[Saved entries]
## START
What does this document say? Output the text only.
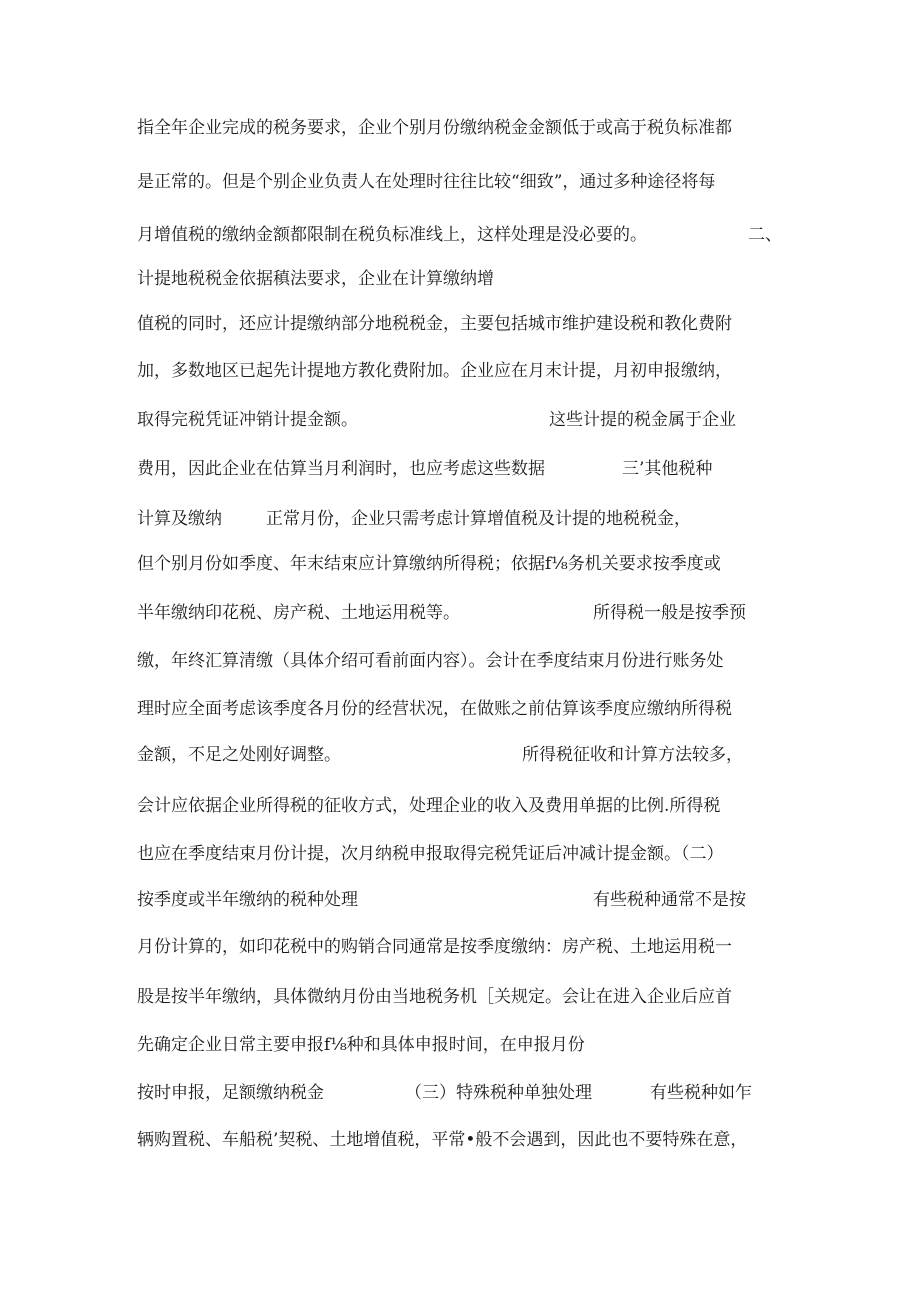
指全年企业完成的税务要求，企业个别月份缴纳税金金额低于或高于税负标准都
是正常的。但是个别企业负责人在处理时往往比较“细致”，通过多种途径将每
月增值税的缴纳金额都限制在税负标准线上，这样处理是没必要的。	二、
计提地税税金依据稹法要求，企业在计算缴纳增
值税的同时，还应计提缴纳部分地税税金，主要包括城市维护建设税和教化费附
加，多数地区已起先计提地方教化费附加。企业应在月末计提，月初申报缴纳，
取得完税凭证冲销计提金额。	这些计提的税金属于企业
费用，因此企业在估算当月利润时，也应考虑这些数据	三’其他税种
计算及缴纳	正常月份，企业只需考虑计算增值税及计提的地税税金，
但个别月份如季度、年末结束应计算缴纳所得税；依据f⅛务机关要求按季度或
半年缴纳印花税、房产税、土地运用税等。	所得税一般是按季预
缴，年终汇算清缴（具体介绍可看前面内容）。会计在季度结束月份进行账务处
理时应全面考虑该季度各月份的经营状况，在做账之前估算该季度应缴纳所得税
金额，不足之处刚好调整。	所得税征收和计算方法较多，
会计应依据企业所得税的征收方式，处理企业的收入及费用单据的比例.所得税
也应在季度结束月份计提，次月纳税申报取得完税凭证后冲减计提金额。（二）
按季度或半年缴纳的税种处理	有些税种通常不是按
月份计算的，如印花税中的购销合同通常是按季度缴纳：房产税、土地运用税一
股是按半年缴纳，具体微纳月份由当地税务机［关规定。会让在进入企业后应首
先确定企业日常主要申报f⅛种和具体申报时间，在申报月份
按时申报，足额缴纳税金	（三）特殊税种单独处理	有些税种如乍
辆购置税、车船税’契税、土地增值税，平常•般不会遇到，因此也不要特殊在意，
## END
## START
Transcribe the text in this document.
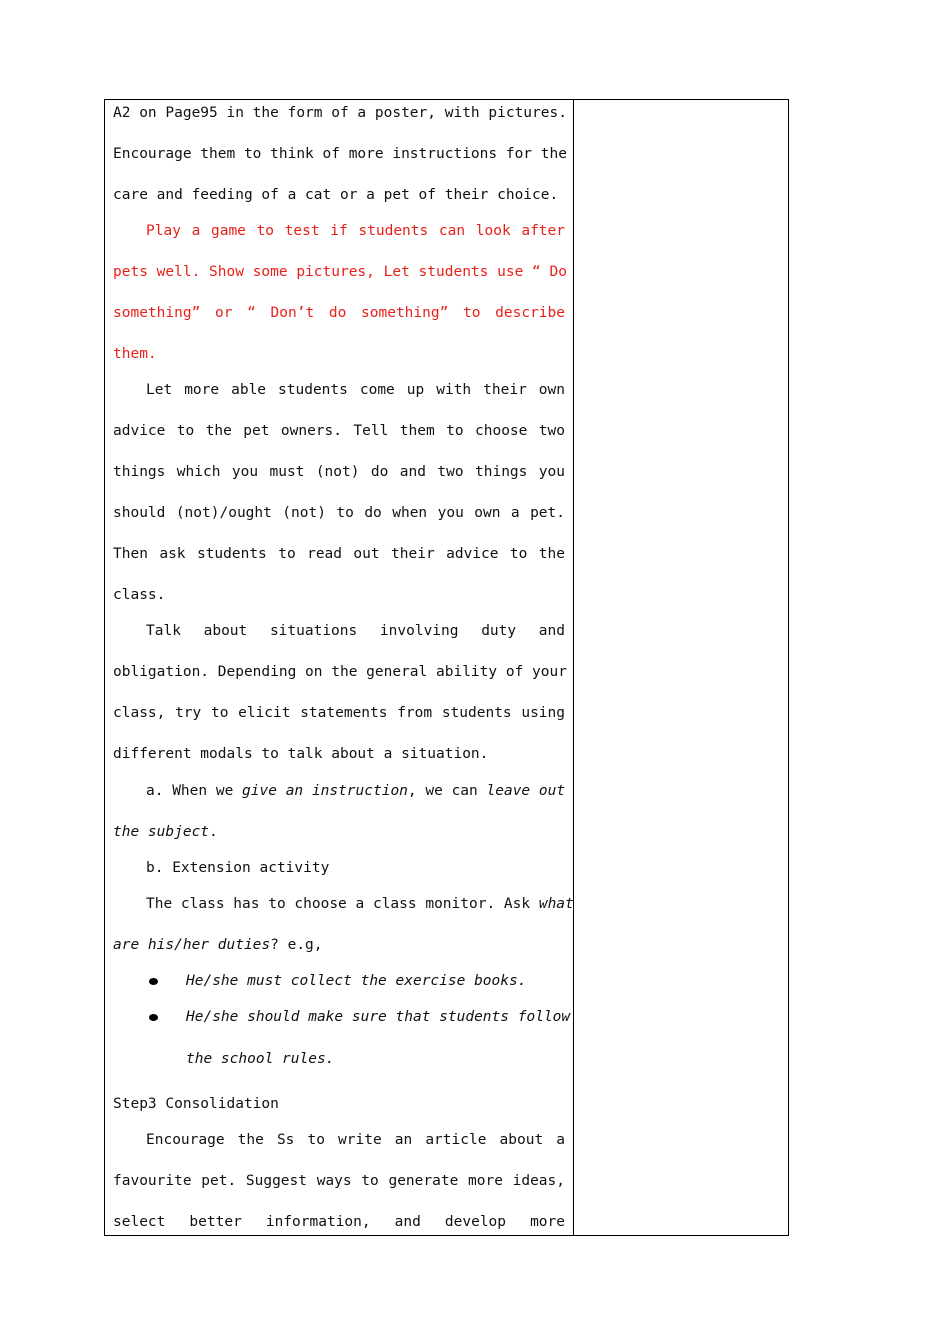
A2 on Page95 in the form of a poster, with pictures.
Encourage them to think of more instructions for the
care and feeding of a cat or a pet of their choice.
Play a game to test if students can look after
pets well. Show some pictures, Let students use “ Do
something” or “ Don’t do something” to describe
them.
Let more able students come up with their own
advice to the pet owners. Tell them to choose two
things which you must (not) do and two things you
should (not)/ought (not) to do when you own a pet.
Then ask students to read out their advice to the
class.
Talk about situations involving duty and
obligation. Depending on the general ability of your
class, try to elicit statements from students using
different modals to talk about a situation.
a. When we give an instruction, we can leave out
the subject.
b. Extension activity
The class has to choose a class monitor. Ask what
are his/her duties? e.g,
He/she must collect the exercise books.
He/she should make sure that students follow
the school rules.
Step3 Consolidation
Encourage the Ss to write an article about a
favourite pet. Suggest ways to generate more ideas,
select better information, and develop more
## END
Report how many lines of the records above contain the word "more", giving only the number.

- _Written response_
4